### Dataset records

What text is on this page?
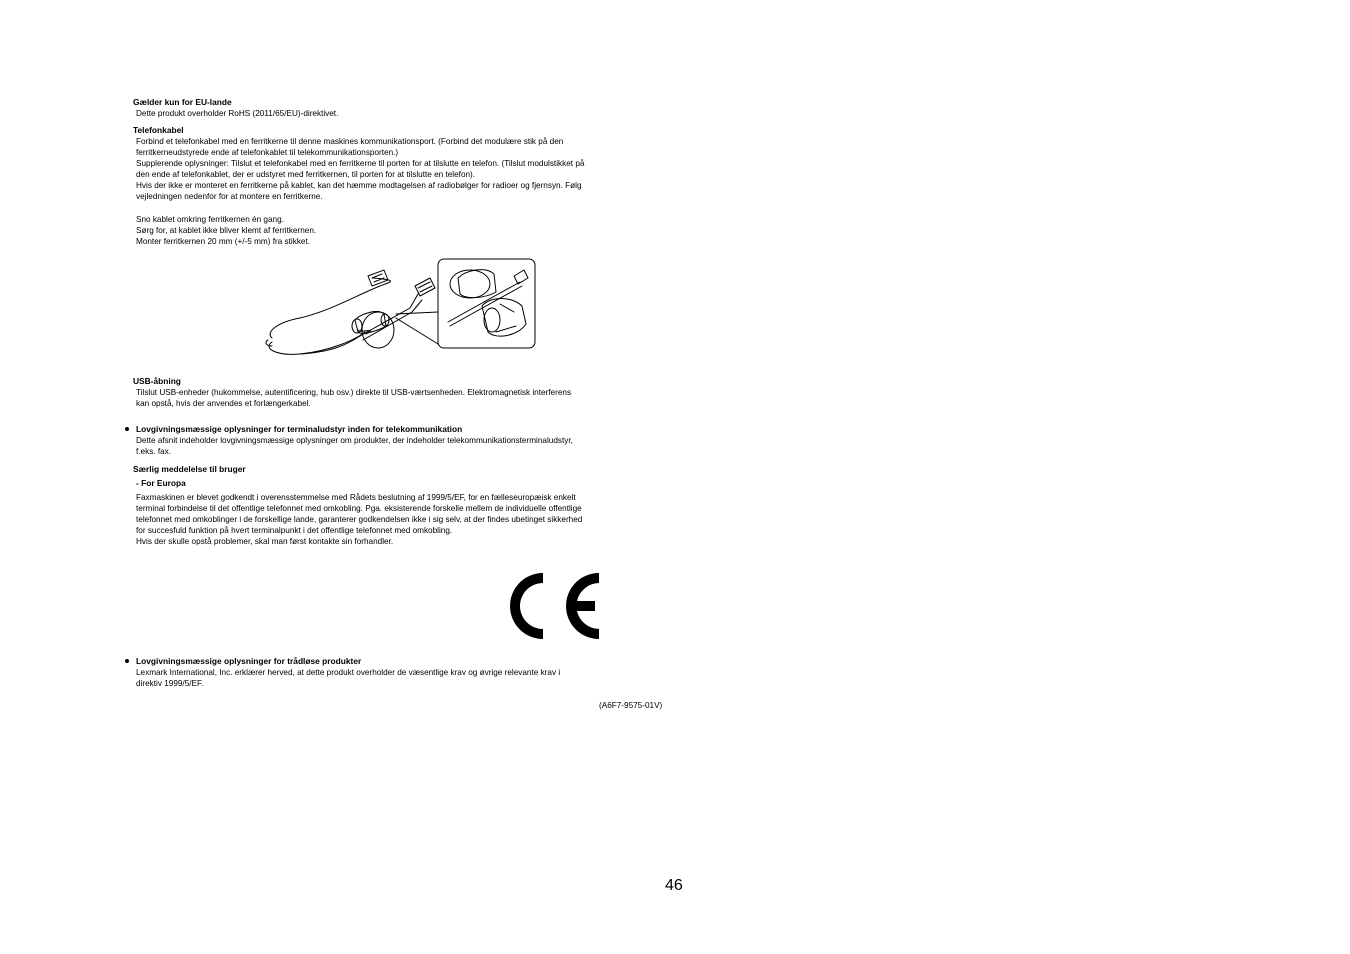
Gælder kun for EU-lande
Dette produkt overholder RoHS (2011/65/EU)-direktivet.
Telefonkabel
Forbind et telefonkabel med en ferritkerne til denne maskines kommunikationsport. (Forbind det modulære stik på den
ferritkerneudstyrede ende af telefonkablet til telekommunikationsporten.)
Supplerende oplysninger: Tilslut et telefonkabel med en ferritkerne til porten for at tilslutte en telefon. (Tilslut modulstikket på
den ende af telefonkablet, der er udstyret med ferritkernen, til porten for at tilslutte en telefon).
Hvis der ikke er monteret en ferritkerne på kablet, kan det hæmme modtagelsen af radiobølger for radioer og fjernsyn. Følg
vejledningen nedenfor for at montere en ferritkerne.
Sno kablet omkring ferritkernen én gang.
Sørg for, at kablet ikke bliver klemt af ferritkernen.
Monter ferritkernen 20 mm (+/-5 mm) fra stikket.
USB-åbning
Tilslut USB-enheder (hukommelse, autentificering, hub osv.) direkte til USB-værtsenheden. Elektromagnetisk interferens
kan opstå, hvis der anvendes et forlængerkabel.
Lovgivningsmæssige oplysninger for terminaludstyr inden for telekommunikation
Dette afsnit indeholder lovgivningsmæssige oplysninger om produkter, der indeholder telekommunikationsterminaludstyr,
f.eks. fax.
Særlig meddelelse til bruger
- For Europa
Faxmaskinen er blevet godkendt i overensstemmelse med Rådets beslutning af 1999/5/EF, for en fælleseuropæisk enkelt
terminal forbindelse til det offentlige telefonnet med omkobling. Pga. eksisterende forskelle mellem de individuelle offentlige
telefonnet med omkoblinger i de forskellige lande, garanterer godkendelsen ikke i sig selv, at der findes ubetinget sikkerhed
for succesfuld funktion på hvert terminalpunkt i det offentlige telefonnet med omkobling.
Hvis der skulle opstå problemer, skal man først kontakte sin forhandler.
Lovgivningsmæssige oplysninger for trådløse produkter
Lexmark International, Inc. erklærer herved, at dette produkt overholder de væsentlige krav og øvrige relevante krav i
direktiv 1999/5/EF.
(A6F7-9575-01V)
46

### Exercise brief
From the entries above, extract every line where the word "telefonkablet" appears.

### Solution for this exercise
ferritkerneudstyrede ende af telefonkablet til telekommunikationsporten.)
den ende af telefonkablet, der er udstyret med ferritkernen, til porten for at tilslutte en telefon).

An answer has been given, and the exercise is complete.